### Problem to work on
Below are some records; repeat them all exactly, minus the pictures.

### Records for this task
* Begin *

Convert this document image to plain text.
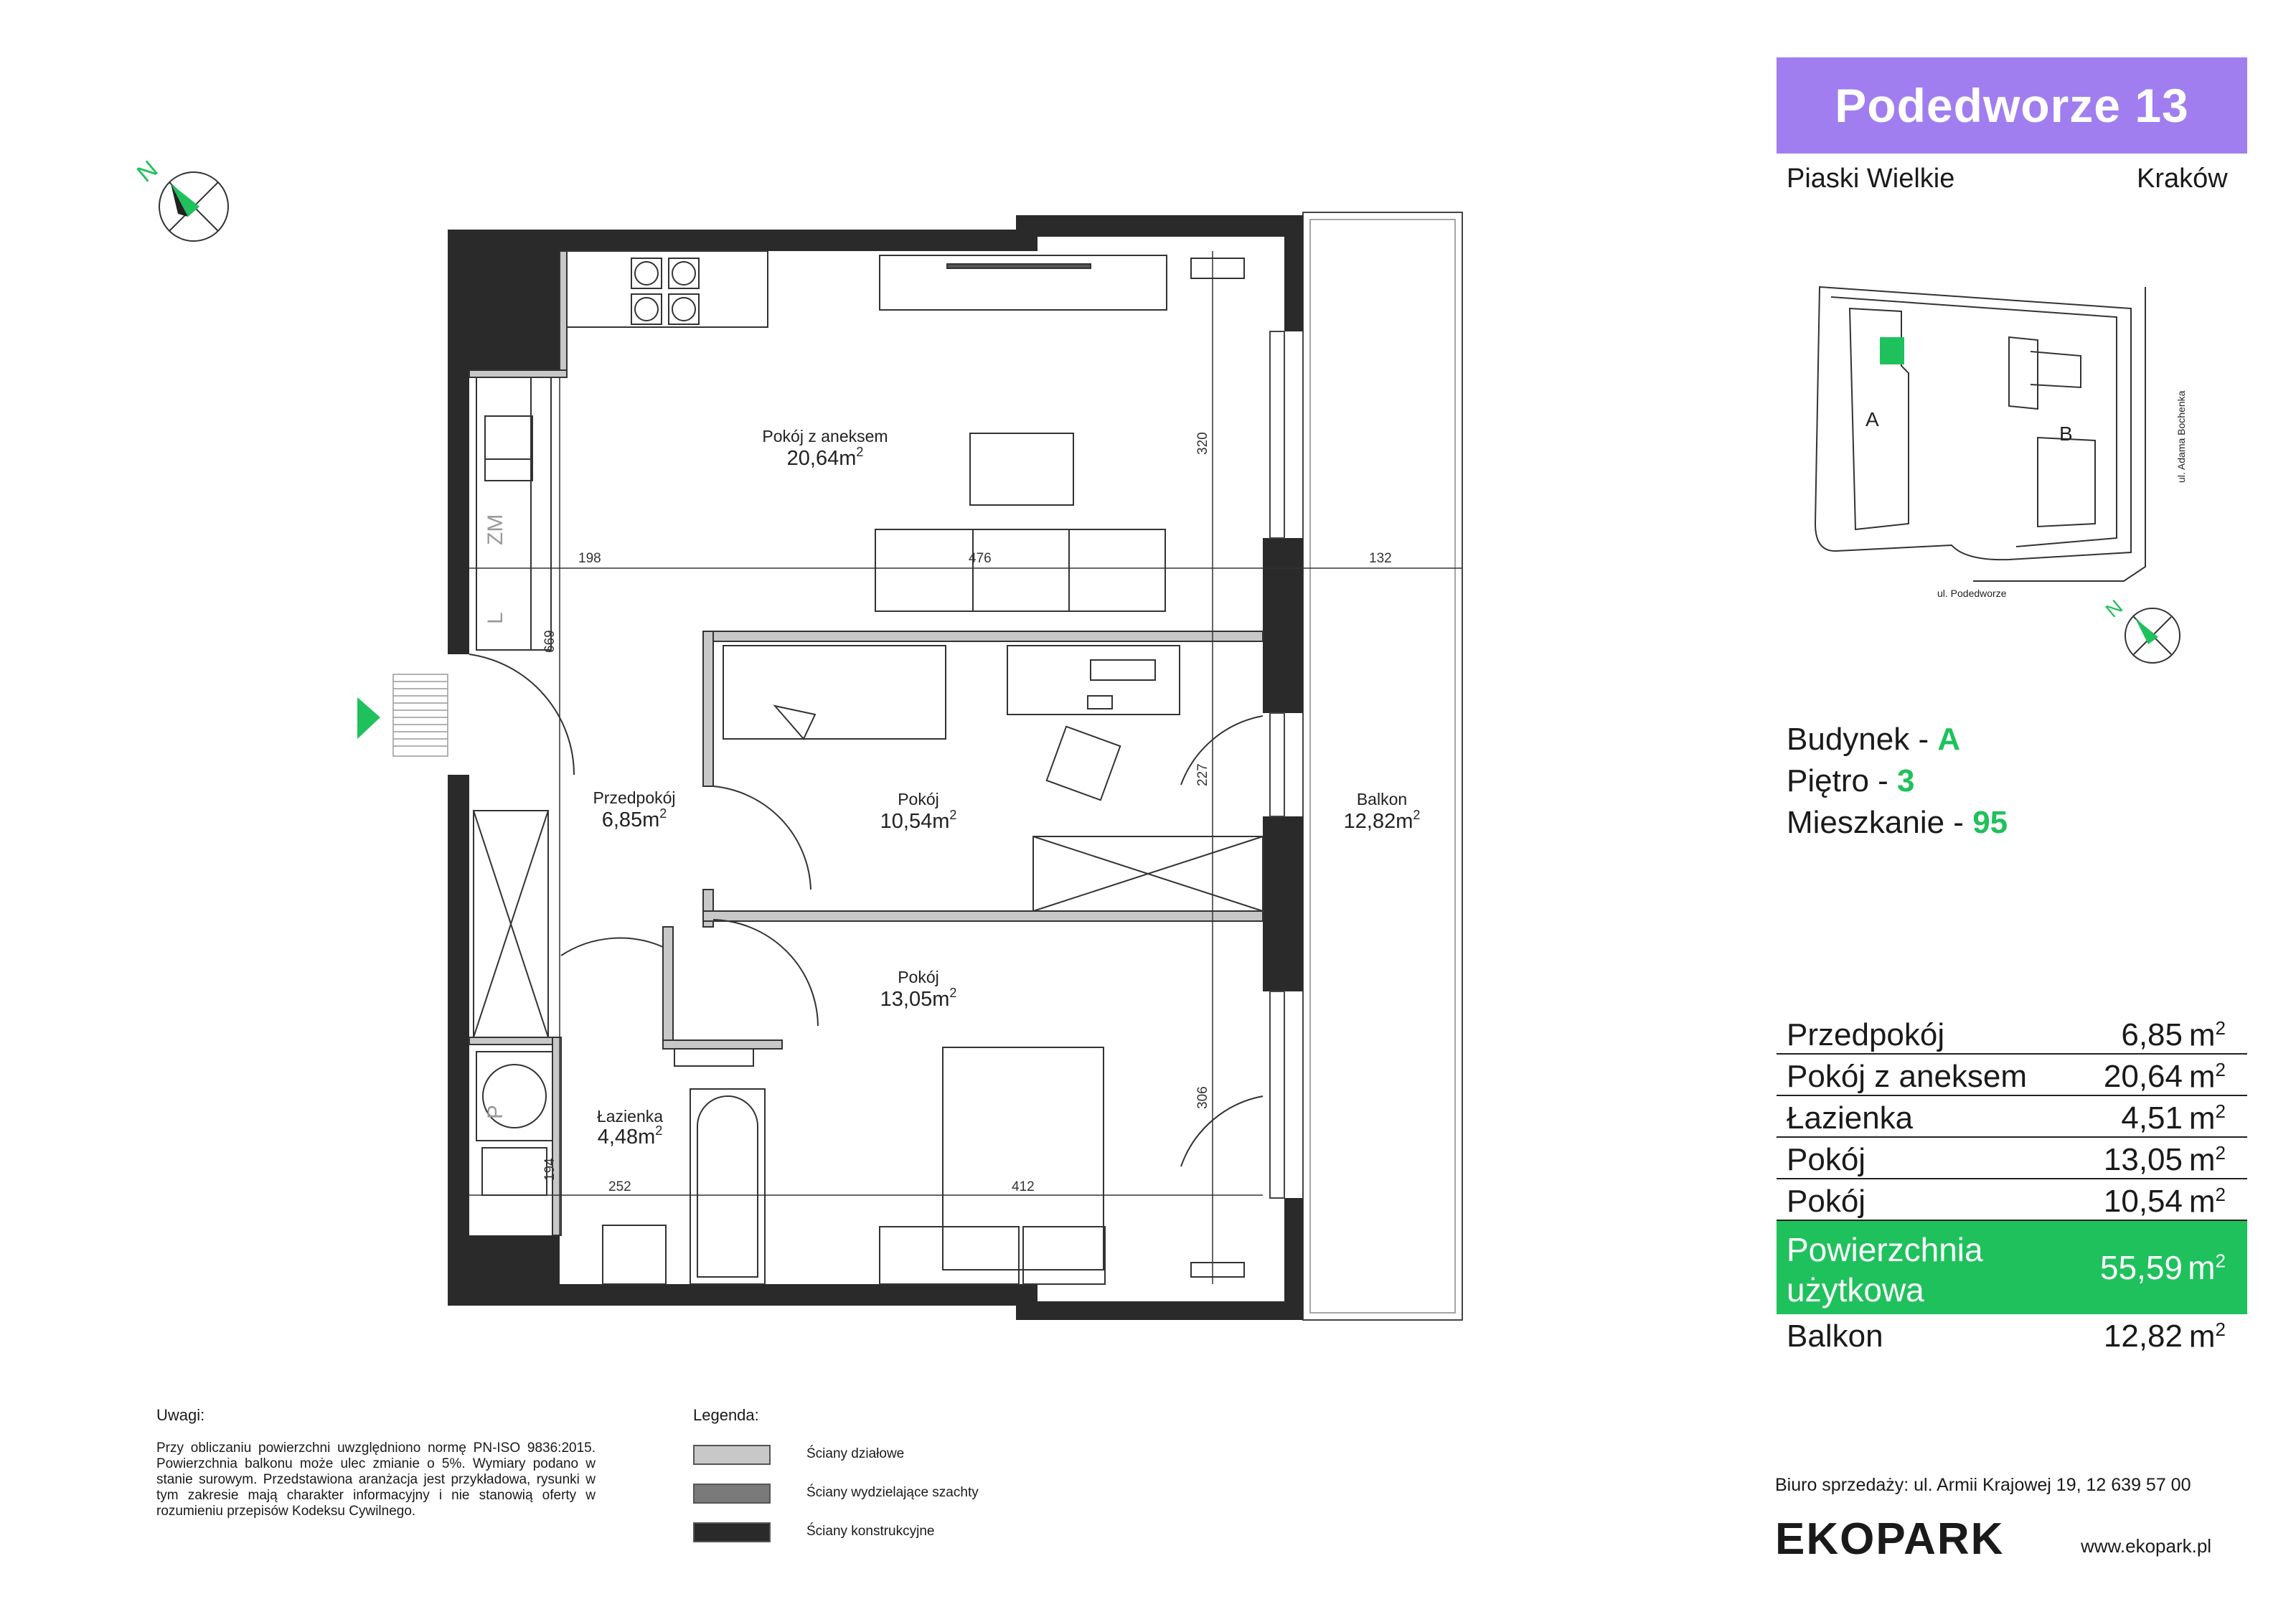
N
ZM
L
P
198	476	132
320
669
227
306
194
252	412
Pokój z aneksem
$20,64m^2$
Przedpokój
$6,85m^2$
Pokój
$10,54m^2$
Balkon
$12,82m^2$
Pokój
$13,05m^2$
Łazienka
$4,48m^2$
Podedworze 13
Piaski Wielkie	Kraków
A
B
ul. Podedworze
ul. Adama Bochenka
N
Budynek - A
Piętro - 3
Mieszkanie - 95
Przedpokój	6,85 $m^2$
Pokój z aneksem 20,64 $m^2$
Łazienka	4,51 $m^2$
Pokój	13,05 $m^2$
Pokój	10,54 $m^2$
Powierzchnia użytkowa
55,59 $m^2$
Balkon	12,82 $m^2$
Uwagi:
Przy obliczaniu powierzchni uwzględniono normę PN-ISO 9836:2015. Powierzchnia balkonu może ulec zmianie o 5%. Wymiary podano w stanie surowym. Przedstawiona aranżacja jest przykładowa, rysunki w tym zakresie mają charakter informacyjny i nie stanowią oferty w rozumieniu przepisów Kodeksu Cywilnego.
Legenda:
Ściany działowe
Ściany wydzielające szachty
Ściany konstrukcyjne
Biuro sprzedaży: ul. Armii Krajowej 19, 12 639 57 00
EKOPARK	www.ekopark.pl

* End *

### Output of the exercise
Convert this document image to plain text.
N
ZM
L
P
198	476	132
320
669
227
306
194
252	412
Pokój z aneksem
$20,64m^2$
Przedpokój
$6,85m^2$
Pokój
$10,54m^2$
Balkon
$12,82m^2$
Pokój
$13,05m^2$
Łazienka
$4,48m^2$
Podedworze 13
Piaski Wielkie	Kraków
A
B
ul. Podedworze
ul. Adama Bochenka
N
Budynek - A
Piętro - 3
Mieszkanie - 95
Przedpokój	6,85 $m^2$
Pokój z aneksem 20,64 $m^2$
Łazienka	4,51 $m^2$
Pokój	13,05 $m^2$
Pokój	10,54 $m^2$
Powierzchnia użytkowa
55,59 $m^2$
Balkon	12,82 $m^2$
Uwagi:
Przy obliczaniu powierzchni uwzględniono normę PN-ISO 9836:2015. Powierzchnia balkonu może ulec zmianie o 5%. Wymiary podano w stanie surowym. Przedstawiona aranżacja jest przykładowa, rysunki w tym zakresie mają charakter informacyjny i nie stanowią oferty w rozumieniu przepisów Kodeksu Cywilnego.
Legenda:
Ściany działowe
Ściany wydzielające szachty
Ściany konstrukcyjne
Biuro sprzedaży: ul. Armii Krajowej 19, 12 639 57 00
EKOPARK	www.ekopark.pl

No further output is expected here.